### What you should do
Each line of the listing that contains the word "MARIALVA" is to be copied.

### Listing
::::::::
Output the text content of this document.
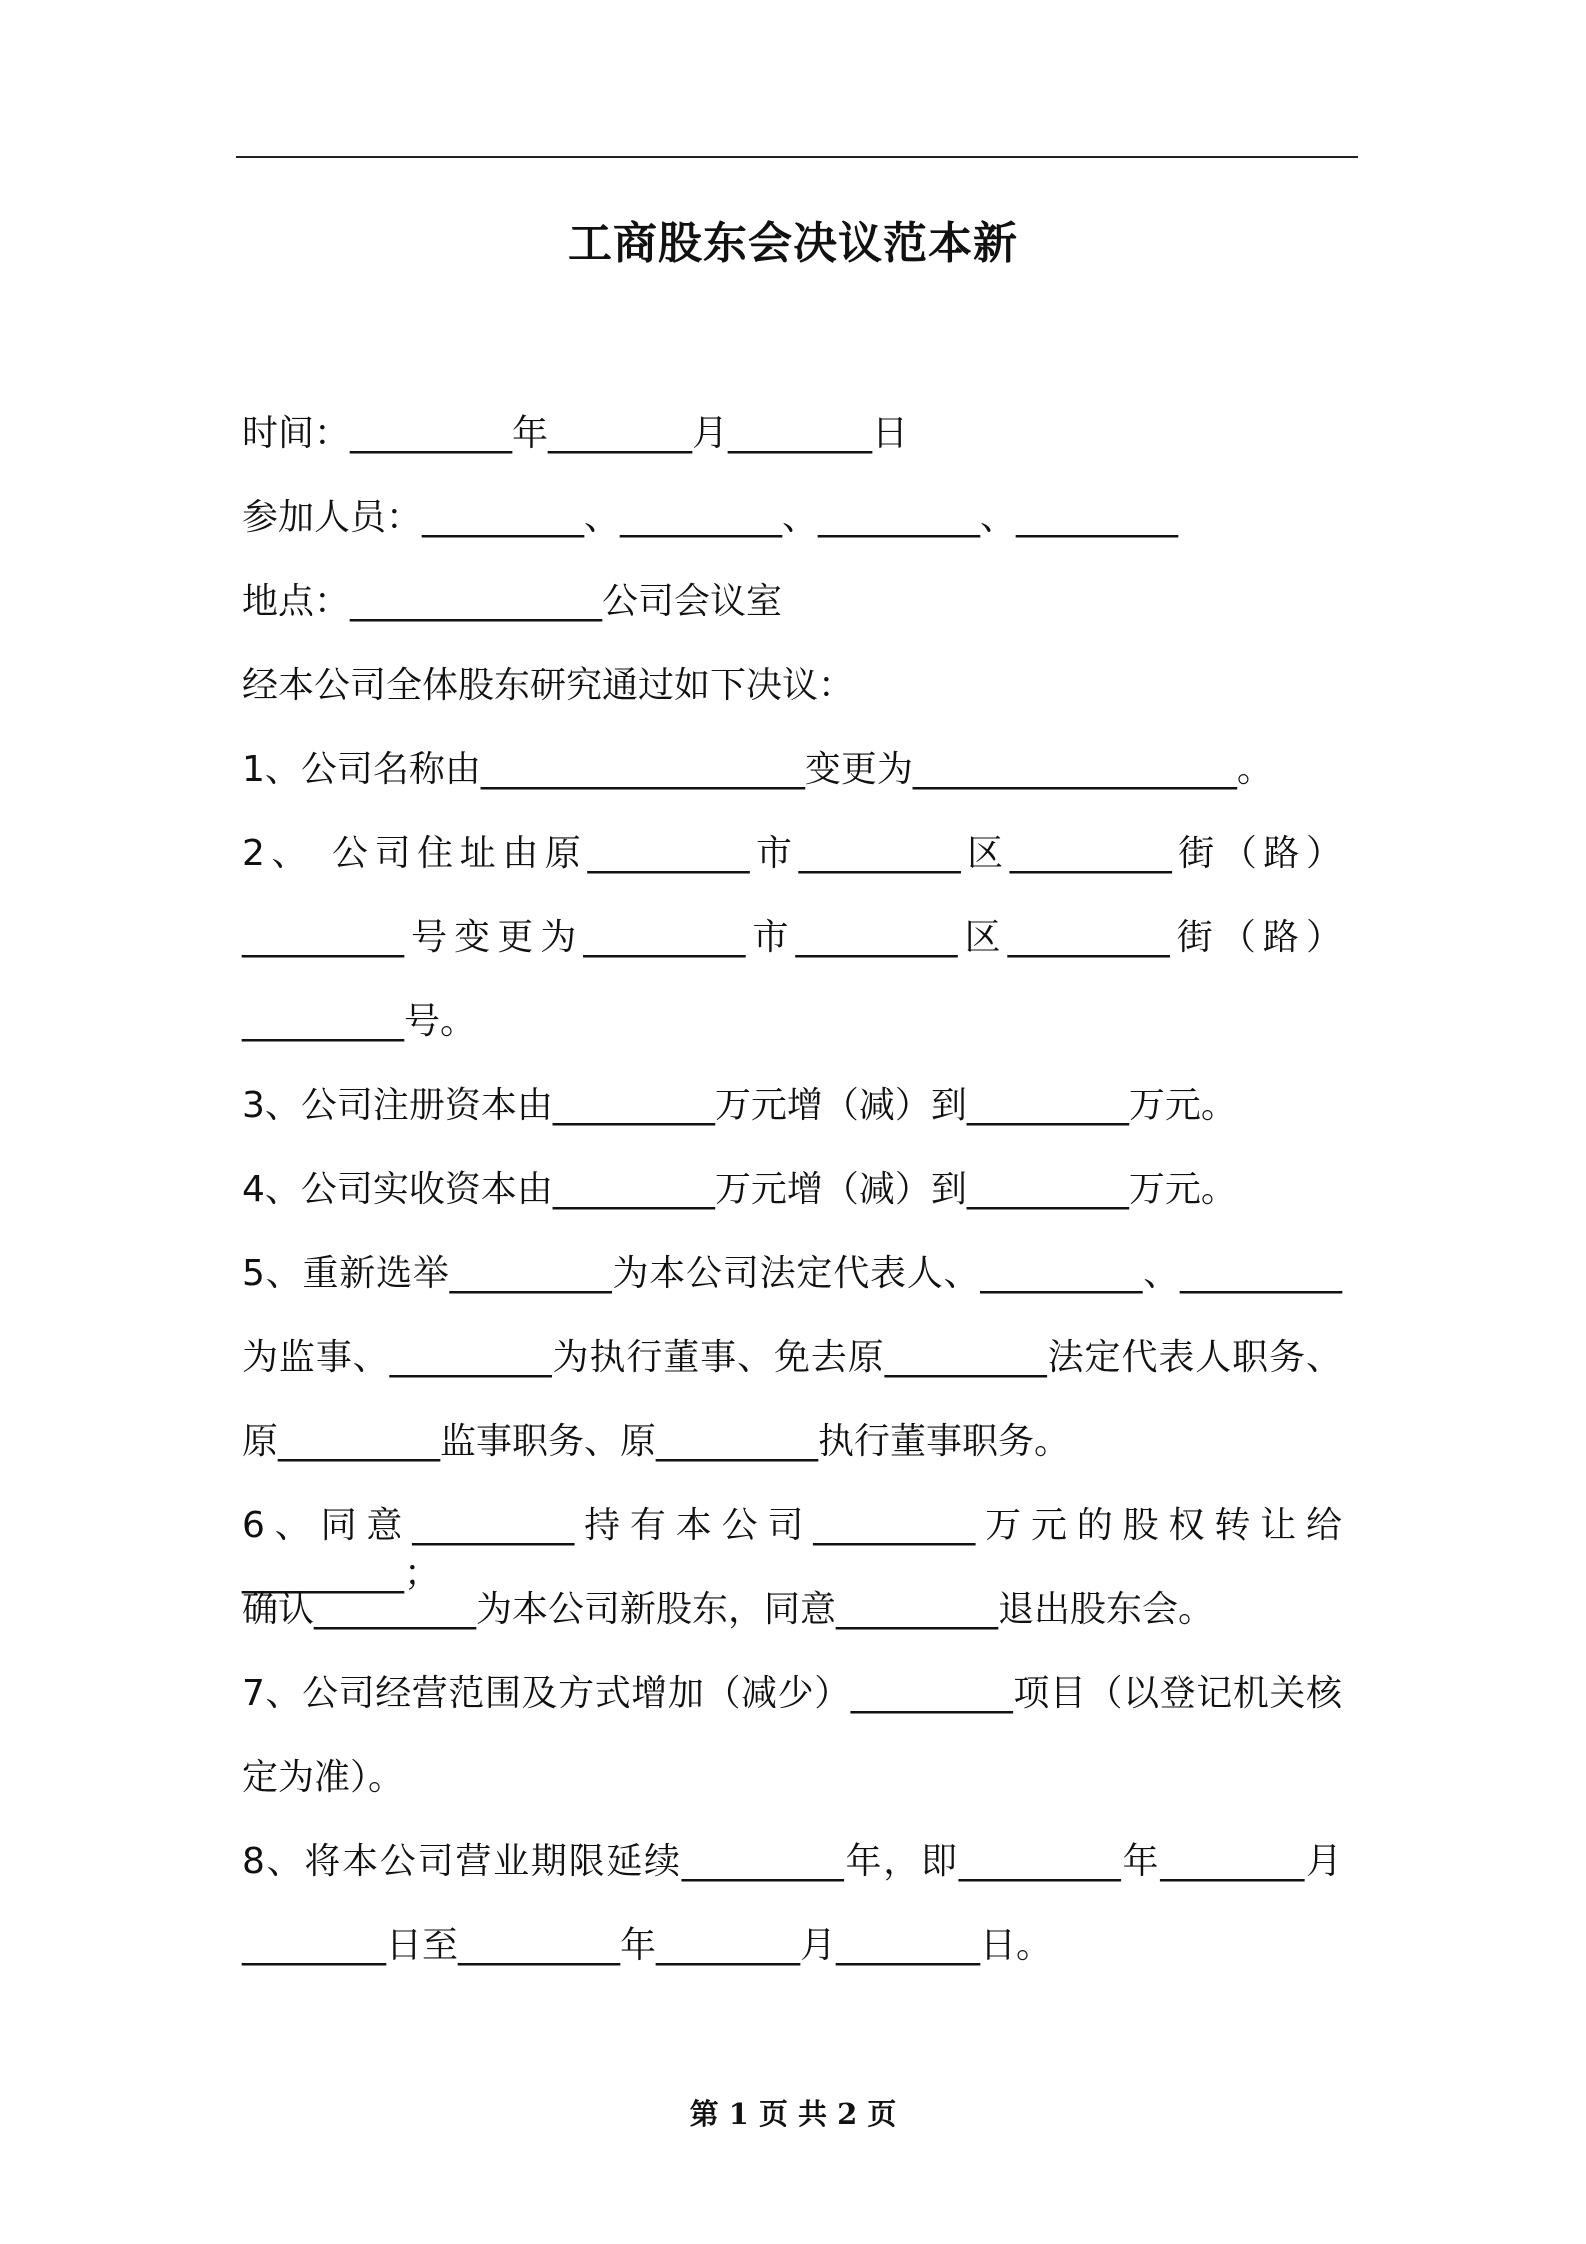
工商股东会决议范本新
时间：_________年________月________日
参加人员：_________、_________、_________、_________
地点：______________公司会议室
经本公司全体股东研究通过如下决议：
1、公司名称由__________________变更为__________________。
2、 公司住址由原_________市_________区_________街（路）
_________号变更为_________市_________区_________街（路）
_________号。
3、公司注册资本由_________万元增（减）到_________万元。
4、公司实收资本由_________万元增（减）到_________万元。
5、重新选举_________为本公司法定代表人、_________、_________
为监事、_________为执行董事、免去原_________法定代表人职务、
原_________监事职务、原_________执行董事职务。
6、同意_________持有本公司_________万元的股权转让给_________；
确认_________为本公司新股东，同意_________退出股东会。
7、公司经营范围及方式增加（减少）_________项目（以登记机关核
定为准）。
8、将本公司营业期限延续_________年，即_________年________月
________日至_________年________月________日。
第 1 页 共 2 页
::::::::
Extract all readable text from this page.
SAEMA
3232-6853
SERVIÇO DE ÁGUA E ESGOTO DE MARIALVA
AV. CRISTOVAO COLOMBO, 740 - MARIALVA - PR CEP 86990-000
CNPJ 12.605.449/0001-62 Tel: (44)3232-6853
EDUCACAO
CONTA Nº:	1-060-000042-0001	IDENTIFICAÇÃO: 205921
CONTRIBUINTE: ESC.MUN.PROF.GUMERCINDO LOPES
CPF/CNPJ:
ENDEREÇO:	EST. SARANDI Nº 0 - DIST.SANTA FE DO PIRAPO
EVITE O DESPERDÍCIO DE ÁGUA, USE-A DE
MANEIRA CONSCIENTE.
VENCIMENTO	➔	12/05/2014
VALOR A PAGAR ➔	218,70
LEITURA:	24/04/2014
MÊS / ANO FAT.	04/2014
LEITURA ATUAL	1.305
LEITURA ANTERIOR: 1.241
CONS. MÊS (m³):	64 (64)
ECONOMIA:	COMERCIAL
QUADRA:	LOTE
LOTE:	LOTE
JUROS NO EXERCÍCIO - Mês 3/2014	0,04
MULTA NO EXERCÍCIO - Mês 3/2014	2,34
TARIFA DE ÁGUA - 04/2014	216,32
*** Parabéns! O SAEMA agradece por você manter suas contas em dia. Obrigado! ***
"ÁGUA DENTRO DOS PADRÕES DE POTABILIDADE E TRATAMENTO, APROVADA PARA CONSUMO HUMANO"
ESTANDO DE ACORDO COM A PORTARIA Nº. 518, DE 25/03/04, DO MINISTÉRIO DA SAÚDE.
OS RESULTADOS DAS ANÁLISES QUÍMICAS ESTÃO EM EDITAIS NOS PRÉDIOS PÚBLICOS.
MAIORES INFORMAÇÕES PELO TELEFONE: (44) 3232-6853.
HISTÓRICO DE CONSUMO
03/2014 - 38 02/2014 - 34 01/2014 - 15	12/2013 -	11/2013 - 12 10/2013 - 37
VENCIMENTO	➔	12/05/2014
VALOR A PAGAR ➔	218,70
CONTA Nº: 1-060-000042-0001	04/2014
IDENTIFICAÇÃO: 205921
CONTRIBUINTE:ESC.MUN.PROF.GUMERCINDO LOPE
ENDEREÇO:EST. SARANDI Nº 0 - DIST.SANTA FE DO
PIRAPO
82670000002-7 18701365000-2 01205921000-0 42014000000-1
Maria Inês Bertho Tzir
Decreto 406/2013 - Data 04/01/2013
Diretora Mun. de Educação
::::::::
### Solution for this exercise
SERVIÇO DE ÁGUA E ESGOTO DE MARIALVA
AV. CRISTOVAO COLOMBO, 740 - MARIALVA - PR CEP 86990-000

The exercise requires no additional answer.